▶ Work to complete
What is the number of lines containing "ارتفاعه"? Give only that number.

(Data entries)
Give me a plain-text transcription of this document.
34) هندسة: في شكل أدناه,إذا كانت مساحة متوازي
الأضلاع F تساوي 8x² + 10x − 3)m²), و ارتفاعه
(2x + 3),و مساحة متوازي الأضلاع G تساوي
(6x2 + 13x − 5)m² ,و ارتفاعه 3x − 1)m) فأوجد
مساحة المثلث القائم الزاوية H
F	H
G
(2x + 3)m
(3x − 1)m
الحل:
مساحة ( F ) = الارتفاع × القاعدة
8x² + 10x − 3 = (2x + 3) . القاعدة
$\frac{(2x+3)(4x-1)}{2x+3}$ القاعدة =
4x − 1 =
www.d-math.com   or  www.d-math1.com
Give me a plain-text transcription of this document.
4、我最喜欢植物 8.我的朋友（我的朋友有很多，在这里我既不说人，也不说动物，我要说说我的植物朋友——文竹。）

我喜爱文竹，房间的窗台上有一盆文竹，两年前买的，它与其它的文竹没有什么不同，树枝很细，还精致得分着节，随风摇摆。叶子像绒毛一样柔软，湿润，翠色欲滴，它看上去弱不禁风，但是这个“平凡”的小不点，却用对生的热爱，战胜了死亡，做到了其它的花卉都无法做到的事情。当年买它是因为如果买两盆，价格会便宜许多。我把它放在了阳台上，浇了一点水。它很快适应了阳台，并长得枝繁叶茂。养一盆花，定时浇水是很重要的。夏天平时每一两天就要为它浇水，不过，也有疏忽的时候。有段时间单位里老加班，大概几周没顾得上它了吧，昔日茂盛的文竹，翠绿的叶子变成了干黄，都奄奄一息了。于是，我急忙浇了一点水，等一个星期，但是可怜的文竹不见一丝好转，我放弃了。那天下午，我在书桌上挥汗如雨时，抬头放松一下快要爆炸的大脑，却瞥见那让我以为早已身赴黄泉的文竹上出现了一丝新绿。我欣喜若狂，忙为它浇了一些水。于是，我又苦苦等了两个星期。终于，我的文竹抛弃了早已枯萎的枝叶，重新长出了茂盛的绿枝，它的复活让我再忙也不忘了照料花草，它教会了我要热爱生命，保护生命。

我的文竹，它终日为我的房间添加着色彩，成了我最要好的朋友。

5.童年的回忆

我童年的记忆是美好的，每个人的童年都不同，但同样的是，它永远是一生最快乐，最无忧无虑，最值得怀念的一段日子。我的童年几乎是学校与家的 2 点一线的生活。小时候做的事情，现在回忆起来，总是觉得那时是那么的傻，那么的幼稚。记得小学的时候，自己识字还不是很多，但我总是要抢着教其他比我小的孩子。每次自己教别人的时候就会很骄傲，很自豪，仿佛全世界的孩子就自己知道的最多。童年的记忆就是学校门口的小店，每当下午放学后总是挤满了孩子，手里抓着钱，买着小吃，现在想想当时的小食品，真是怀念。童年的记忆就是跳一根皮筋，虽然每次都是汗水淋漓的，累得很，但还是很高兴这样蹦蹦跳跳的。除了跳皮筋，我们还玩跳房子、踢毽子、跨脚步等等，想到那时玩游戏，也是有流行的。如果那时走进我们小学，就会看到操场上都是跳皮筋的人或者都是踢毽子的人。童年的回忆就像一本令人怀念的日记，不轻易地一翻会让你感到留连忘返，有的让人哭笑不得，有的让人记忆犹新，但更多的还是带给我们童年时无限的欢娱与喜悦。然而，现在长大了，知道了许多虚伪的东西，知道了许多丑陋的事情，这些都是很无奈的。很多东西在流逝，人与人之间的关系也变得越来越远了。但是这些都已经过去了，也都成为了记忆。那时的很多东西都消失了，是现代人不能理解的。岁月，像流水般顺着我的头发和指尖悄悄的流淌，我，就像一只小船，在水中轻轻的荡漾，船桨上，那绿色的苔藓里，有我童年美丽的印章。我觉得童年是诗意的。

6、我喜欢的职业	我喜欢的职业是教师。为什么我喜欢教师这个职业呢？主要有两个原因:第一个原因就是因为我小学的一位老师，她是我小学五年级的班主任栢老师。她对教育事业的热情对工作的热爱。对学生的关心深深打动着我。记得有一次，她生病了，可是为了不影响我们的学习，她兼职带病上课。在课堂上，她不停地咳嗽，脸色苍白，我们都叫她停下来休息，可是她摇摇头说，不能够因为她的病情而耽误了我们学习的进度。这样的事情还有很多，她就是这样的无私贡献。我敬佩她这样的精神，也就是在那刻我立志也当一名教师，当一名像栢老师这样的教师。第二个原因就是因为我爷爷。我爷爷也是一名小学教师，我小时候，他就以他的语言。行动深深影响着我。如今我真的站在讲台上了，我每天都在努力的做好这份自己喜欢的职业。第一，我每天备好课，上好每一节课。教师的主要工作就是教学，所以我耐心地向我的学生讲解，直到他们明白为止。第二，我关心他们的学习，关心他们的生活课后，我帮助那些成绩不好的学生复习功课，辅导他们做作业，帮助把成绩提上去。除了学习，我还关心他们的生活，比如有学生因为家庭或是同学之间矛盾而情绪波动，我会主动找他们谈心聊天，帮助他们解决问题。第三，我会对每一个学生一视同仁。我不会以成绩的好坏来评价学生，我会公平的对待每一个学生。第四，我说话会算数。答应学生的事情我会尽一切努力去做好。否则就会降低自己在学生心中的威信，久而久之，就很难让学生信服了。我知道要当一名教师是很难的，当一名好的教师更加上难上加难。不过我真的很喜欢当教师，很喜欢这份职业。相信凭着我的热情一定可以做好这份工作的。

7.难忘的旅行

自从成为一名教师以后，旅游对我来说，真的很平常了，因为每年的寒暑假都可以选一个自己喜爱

▶ Finished answer
2